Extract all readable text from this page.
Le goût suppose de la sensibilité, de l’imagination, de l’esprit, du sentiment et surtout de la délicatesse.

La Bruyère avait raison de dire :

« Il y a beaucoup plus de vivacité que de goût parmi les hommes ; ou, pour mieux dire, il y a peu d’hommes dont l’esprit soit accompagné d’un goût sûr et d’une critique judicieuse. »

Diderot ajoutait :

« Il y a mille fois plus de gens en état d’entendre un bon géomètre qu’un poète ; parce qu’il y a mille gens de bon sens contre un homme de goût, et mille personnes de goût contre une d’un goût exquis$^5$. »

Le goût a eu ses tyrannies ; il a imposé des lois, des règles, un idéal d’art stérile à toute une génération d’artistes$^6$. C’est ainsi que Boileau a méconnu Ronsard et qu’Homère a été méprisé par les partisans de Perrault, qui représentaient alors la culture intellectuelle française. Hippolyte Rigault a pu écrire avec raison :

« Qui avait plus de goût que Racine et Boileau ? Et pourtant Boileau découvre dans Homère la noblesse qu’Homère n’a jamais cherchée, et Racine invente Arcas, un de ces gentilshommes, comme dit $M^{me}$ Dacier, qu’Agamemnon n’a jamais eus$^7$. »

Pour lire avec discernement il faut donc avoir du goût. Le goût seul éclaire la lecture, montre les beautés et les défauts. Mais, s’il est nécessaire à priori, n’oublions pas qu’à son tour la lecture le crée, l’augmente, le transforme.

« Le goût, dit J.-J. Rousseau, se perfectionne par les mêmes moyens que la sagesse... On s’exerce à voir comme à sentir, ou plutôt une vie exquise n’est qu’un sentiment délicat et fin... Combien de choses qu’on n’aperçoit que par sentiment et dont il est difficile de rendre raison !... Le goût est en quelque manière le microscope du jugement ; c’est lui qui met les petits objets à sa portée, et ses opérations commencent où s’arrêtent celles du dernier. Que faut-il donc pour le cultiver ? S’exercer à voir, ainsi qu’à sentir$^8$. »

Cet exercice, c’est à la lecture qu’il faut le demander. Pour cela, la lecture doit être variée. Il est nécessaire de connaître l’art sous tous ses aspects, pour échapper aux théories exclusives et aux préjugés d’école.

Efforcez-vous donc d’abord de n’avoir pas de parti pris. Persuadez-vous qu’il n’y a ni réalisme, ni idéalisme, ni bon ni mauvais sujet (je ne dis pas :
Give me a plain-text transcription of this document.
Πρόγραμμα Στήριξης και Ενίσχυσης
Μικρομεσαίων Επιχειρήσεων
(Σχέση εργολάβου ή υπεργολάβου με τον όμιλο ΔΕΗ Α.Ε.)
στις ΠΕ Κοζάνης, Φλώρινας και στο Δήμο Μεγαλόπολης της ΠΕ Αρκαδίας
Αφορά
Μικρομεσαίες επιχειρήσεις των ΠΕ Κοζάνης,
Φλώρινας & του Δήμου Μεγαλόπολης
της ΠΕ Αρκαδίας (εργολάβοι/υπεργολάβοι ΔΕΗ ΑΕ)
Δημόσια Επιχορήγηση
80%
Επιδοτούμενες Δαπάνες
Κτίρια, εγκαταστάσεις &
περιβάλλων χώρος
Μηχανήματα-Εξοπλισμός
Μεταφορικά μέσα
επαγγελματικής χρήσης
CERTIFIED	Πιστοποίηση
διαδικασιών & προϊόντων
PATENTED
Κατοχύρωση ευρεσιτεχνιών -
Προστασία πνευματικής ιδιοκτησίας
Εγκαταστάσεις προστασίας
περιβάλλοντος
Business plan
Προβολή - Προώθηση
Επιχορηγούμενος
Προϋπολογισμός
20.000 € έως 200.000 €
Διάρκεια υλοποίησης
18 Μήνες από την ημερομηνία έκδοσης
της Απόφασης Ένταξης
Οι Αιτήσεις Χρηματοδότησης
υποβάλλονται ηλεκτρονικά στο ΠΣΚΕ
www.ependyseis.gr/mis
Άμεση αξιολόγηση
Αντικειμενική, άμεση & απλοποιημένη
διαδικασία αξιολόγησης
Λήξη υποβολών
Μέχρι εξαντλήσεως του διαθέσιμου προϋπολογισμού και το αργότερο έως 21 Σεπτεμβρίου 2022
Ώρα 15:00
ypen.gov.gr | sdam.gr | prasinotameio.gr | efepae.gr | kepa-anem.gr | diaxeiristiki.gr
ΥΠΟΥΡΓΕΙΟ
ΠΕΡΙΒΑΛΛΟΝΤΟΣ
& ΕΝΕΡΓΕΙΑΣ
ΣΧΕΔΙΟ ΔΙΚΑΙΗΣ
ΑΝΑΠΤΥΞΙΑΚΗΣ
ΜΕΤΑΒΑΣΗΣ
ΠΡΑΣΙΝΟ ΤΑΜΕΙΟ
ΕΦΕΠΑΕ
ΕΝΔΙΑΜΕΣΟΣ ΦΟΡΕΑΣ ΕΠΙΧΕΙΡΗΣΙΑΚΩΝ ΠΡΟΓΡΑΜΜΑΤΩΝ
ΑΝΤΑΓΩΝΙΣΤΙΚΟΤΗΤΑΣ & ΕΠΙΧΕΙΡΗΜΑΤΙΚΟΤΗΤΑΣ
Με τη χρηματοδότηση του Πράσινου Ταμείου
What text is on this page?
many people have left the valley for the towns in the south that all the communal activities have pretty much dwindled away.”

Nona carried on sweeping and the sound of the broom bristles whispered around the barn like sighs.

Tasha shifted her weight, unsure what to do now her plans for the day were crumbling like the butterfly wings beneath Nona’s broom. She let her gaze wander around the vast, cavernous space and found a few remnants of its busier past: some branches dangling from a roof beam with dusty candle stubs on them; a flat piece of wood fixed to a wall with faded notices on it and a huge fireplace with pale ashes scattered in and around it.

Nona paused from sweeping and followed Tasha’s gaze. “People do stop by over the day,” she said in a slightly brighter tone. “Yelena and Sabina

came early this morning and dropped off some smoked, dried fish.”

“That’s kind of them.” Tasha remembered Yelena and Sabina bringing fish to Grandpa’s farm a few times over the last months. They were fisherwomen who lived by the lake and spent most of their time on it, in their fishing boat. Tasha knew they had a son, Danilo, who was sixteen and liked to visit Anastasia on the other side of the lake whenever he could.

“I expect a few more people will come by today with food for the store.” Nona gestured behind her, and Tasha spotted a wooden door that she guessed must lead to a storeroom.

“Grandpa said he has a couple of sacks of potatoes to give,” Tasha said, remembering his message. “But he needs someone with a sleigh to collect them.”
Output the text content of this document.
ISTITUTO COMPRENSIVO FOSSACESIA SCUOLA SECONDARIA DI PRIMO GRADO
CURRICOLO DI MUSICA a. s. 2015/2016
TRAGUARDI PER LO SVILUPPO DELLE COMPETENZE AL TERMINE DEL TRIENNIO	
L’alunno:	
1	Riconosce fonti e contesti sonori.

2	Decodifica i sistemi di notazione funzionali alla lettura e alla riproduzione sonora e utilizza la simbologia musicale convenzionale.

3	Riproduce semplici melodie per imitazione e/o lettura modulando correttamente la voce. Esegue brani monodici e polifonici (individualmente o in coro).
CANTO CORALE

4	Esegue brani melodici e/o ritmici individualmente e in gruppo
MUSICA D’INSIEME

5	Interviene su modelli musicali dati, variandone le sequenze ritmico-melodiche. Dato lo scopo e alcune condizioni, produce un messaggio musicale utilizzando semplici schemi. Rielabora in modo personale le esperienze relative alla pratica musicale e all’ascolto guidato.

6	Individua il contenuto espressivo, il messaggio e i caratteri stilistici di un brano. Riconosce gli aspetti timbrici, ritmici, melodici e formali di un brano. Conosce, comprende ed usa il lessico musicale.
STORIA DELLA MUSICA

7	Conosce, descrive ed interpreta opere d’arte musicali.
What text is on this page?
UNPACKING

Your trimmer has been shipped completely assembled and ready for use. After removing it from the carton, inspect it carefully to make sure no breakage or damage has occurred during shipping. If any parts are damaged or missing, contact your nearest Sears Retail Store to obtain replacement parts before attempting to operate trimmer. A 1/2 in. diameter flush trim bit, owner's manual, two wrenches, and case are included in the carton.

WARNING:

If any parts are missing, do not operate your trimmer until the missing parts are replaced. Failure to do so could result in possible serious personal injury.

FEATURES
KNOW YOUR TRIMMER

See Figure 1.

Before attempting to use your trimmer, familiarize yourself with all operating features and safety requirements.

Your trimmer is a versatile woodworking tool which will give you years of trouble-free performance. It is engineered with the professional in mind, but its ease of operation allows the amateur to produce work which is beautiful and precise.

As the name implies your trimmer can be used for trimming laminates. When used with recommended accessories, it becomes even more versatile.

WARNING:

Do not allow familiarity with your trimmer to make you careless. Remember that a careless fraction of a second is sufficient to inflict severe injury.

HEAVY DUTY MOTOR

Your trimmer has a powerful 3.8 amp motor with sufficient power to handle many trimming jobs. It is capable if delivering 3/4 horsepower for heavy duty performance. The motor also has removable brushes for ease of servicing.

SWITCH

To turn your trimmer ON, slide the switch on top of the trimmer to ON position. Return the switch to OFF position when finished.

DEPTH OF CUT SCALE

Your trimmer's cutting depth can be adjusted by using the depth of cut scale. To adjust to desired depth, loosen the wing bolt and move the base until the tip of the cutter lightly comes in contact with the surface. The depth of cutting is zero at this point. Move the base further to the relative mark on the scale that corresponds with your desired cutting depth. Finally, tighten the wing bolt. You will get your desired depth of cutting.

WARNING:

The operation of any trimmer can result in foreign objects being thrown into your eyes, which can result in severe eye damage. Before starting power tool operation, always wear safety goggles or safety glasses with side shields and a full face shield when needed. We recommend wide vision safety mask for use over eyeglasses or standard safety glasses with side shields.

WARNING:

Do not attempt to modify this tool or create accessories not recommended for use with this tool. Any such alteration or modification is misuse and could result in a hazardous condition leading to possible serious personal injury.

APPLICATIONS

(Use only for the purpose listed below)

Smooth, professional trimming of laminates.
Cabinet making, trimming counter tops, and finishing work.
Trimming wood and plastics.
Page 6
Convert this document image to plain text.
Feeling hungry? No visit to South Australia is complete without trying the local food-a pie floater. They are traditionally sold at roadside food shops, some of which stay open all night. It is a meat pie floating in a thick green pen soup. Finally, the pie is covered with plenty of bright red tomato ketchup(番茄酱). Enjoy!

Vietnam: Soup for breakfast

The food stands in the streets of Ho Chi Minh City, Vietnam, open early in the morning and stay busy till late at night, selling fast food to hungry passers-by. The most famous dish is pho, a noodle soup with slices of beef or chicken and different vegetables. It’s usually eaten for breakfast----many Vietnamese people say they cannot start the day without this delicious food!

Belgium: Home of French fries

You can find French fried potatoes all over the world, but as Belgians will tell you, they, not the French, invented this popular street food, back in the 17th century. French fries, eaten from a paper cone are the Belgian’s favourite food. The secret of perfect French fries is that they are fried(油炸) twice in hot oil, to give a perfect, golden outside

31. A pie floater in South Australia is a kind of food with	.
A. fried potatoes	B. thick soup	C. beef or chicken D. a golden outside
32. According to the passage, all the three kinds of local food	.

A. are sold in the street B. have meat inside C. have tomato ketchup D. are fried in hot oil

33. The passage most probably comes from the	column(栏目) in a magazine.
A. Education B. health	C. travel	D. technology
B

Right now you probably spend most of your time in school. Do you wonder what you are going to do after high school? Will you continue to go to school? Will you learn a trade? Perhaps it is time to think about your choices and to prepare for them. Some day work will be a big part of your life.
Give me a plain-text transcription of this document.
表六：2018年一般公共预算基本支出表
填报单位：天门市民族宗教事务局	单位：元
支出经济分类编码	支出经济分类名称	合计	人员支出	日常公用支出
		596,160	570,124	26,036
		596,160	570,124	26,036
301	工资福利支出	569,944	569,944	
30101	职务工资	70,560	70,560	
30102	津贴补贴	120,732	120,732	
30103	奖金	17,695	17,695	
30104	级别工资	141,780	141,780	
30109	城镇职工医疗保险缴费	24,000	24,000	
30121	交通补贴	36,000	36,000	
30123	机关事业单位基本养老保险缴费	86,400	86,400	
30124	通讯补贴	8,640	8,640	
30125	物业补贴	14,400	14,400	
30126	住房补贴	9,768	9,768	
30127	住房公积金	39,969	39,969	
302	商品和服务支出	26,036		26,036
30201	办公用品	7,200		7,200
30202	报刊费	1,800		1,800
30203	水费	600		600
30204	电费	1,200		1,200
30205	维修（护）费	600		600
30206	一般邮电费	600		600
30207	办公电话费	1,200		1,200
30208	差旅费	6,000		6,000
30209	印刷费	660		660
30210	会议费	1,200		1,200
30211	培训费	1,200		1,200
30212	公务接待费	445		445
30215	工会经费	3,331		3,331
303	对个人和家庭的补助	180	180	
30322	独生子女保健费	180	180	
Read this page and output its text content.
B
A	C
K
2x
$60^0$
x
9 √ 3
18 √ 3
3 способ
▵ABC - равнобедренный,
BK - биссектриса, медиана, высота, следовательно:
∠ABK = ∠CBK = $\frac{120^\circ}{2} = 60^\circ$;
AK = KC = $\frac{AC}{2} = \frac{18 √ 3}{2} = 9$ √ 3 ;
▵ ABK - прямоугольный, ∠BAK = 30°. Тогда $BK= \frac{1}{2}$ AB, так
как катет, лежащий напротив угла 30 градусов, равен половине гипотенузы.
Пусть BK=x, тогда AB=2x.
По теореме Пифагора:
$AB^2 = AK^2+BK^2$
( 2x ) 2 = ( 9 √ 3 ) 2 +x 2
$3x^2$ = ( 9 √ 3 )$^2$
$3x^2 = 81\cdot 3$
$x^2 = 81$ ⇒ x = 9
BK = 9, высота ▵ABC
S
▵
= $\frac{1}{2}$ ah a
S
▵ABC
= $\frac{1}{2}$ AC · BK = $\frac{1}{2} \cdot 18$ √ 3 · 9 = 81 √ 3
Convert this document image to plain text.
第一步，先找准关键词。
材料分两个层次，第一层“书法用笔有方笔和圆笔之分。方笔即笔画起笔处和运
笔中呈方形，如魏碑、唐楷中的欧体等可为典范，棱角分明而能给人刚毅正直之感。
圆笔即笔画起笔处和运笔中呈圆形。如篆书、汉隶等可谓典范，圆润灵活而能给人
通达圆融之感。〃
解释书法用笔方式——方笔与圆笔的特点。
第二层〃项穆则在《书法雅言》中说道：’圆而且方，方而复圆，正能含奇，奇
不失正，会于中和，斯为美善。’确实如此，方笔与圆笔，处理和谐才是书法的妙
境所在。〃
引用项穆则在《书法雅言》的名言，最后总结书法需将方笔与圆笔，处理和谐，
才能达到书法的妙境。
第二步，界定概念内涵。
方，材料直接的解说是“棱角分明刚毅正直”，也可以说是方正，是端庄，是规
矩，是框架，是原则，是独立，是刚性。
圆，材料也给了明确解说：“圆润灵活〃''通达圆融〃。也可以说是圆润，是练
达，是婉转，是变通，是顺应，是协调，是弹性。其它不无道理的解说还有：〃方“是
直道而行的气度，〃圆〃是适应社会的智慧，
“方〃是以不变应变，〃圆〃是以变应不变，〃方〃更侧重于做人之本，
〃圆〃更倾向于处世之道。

=== EXERCISE GOAL ===
Copy all lines from the entries that contain the word "were".

=== EXPECTED ANSWER ===
Tasha shifted her weight, unsure what to do now her plans for the day were crumbling like the butterfly wings beneath Nona’s broom. She let her gaze wander around the vast, cavernous space and found a few remnants of its busier past: some branches dangling from a roof beam with dusty candle stubs on them; a flat piece of wood fixed to a wall with faded notices on it and a huge fireplace with pale ashes scattered in and around it.
“That’s kind of them.” Tasha remembered Yelena and Sabina bringing fish to Grandpa’s farm a few times over the last months. They were fisherwomen who lived by the lake and spent most of their time on it, in their fishing boat. Tasha knew they had a son, Danilo, who was sixteen and liked to visit Anastasia on the other side of the lake whenever he could.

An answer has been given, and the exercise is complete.